Saved entries —
---
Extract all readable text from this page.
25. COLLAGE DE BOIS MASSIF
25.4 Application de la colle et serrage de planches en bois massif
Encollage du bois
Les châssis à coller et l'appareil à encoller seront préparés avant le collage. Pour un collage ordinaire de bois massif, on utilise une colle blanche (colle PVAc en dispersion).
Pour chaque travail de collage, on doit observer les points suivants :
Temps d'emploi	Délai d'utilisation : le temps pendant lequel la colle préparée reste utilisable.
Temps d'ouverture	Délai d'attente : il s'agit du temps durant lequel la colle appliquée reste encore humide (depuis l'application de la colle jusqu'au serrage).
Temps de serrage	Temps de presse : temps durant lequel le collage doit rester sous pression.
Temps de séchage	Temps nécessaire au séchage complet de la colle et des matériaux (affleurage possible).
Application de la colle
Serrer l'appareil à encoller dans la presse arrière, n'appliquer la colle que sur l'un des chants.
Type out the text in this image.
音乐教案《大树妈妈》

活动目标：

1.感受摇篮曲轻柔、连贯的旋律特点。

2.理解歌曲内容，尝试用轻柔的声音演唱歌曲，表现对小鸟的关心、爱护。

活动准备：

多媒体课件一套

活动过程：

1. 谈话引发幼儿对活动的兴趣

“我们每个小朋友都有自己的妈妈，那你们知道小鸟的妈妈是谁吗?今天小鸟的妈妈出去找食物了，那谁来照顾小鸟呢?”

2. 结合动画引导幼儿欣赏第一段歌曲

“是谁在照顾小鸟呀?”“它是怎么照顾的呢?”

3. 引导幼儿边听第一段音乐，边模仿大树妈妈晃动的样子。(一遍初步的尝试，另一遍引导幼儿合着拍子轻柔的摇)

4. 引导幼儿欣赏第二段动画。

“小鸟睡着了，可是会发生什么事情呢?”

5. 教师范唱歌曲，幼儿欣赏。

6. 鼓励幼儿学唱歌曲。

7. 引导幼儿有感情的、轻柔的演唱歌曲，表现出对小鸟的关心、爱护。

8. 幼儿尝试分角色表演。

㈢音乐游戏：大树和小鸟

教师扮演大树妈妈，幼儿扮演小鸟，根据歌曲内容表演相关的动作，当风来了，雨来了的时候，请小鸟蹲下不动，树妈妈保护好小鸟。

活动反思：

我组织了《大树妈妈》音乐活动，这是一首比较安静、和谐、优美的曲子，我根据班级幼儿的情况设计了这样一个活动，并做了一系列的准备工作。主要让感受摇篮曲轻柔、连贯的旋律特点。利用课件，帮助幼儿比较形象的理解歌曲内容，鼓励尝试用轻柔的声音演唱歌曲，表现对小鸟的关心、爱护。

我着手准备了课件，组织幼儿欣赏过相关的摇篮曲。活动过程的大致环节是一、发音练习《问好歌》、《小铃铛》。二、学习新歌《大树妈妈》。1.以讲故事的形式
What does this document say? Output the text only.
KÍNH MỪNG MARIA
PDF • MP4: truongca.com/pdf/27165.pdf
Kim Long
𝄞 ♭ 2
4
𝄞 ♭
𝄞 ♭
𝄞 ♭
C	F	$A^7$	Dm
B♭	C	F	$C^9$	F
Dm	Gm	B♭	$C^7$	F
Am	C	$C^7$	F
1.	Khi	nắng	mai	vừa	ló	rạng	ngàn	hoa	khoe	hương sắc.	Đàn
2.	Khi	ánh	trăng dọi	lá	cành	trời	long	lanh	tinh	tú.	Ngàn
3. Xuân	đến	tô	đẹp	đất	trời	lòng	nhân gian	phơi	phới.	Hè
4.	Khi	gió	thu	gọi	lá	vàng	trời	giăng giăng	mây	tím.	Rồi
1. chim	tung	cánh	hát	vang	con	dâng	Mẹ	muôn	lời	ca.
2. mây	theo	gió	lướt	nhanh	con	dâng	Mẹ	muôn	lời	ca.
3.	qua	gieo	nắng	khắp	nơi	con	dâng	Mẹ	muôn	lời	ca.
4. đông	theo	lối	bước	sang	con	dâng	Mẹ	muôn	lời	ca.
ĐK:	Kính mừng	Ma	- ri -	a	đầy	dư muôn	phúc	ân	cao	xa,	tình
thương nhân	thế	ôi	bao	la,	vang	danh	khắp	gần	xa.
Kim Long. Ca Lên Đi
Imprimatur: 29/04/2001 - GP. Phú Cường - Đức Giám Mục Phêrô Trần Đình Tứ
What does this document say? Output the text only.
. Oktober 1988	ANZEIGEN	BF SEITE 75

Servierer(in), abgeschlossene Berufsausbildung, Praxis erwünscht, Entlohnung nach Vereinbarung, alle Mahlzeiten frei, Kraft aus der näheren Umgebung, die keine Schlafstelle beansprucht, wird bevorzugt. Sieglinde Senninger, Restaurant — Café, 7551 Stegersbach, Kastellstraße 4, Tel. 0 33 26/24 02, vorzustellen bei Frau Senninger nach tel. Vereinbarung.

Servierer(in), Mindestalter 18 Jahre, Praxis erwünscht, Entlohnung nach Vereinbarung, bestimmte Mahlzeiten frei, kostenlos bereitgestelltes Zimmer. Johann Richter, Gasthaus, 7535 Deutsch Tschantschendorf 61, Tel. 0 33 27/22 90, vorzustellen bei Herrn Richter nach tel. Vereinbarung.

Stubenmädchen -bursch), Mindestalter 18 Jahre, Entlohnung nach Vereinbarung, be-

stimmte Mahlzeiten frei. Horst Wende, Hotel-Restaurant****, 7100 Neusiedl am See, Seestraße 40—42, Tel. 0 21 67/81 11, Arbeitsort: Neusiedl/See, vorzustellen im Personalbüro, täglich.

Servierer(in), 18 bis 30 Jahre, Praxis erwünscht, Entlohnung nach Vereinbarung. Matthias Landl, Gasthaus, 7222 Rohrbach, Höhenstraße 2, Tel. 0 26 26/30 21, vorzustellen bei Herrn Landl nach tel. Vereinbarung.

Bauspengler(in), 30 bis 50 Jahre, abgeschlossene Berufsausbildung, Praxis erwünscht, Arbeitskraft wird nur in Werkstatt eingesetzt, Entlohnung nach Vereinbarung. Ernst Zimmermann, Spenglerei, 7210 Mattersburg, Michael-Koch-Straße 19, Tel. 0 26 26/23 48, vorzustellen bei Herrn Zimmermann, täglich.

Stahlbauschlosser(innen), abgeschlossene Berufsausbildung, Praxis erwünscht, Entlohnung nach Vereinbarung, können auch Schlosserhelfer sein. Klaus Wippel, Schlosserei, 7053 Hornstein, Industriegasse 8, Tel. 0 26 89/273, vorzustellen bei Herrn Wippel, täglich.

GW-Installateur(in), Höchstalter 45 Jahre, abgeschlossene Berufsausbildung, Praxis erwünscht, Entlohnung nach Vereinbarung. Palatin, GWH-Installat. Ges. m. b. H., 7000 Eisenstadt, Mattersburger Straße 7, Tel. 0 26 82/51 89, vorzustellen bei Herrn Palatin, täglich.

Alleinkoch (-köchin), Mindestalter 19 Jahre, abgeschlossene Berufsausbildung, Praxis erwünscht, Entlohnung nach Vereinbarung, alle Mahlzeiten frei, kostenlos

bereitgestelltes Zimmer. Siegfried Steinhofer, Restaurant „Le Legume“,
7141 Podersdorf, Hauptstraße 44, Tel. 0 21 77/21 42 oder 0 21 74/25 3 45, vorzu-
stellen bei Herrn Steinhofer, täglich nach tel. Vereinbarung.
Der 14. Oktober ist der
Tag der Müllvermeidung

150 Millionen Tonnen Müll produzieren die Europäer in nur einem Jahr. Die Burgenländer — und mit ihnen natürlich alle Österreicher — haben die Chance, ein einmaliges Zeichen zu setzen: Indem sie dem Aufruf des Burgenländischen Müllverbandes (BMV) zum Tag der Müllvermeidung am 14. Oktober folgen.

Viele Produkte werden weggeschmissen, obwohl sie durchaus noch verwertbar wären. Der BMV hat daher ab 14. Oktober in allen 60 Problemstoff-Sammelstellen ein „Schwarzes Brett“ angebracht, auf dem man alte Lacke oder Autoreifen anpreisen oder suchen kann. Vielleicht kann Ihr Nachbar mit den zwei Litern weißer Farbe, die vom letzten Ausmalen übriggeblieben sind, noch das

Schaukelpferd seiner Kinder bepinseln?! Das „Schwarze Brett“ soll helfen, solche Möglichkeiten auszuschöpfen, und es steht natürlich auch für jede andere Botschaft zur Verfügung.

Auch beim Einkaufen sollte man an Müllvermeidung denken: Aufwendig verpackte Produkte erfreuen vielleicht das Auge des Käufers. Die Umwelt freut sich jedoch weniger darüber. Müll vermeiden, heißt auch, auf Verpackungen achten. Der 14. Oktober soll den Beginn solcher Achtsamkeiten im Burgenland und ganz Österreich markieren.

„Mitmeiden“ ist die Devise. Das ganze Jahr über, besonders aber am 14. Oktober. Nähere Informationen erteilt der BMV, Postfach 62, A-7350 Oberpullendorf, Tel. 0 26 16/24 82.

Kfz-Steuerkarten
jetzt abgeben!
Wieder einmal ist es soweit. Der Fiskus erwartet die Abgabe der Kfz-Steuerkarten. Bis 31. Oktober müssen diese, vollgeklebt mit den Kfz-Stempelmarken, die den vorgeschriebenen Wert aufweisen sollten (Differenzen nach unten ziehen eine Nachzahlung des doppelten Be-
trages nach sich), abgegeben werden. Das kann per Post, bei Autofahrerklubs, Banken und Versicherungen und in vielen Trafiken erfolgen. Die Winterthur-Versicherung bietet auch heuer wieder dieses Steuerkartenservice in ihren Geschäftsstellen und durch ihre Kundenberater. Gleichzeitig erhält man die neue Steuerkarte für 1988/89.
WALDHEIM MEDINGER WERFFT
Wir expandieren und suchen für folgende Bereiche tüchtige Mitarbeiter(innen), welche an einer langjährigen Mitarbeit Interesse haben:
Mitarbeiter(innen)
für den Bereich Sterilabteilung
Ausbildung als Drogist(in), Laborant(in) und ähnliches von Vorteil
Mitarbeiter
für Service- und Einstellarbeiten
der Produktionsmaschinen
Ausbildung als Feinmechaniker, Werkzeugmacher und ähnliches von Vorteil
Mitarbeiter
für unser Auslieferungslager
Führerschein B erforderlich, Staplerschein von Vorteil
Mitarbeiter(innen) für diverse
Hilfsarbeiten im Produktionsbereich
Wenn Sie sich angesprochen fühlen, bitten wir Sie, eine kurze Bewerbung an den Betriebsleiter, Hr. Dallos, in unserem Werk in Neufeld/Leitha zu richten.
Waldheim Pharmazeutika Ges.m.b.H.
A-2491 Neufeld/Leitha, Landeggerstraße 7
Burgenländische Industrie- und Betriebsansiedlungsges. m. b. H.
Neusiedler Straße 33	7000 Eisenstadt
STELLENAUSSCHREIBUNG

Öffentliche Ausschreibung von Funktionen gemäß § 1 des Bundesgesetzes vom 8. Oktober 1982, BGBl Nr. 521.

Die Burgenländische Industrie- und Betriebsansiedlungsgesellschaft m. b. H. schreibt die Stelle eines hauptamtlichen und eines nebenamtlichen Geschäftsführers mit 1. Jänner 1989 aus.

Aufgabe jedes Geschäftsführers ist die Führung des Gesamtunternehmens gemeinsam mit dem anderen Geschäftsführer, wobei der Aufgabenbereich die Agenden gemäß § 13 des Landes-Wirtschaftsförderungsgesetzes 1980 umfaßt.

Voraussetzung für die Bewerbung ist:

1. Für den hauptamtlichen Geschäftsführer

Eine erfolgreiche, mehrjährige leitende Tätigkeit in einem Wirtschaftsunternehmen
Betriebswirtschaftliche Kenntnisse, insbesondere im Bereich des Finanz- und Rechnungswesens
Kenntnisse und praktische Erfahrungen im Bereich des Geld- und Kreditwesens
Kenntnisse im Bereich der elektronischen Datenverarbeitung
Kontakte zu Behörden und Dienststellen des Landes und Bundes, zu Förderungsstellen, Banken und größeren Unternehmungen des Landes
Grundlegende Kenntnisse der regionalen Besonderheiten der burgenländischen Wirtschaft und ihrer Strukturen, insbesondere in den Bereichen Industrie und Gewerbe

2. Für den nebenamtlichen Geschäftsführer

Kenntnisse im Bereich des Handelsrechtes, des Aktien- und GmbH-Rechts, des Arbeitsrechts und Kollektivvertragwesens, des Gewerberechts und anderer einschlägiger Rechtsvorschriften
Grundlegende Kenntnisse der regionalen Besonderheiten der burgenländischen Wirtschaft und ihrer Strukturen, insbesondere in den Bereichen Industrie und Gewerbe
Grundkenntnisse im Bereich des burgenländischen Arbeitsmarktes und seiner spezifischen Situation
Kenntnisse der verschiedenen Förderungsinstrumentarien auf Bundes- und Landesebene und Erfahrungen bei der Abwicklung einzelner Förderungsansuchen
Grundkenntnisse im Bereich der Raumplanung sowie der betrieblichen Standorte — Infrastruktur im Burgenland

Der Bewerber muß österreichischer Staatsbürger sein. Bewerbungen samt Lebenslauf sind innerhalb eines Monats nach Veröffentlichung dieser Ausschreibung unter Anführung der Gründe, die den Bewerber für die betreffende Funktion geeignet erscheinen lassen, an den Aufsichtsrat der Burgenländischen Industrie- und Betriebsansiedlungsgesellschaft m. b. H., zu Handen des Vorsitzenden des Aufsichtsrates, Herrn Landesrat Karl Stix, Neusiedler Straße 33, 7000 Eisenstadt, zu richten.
---
Exercise instructions —
From the listing above, copy every line that holds the string "durant".

Written solution —
Temps d'ouverture	Délai d'attente : il s'agit du temps durant lequel la colle appliquée reste encore humide (depuis l'application de la colle jusqu'au serrage).
Temps de serrage	Temps de presse : temps durant lequel le collage doit rester sous pression.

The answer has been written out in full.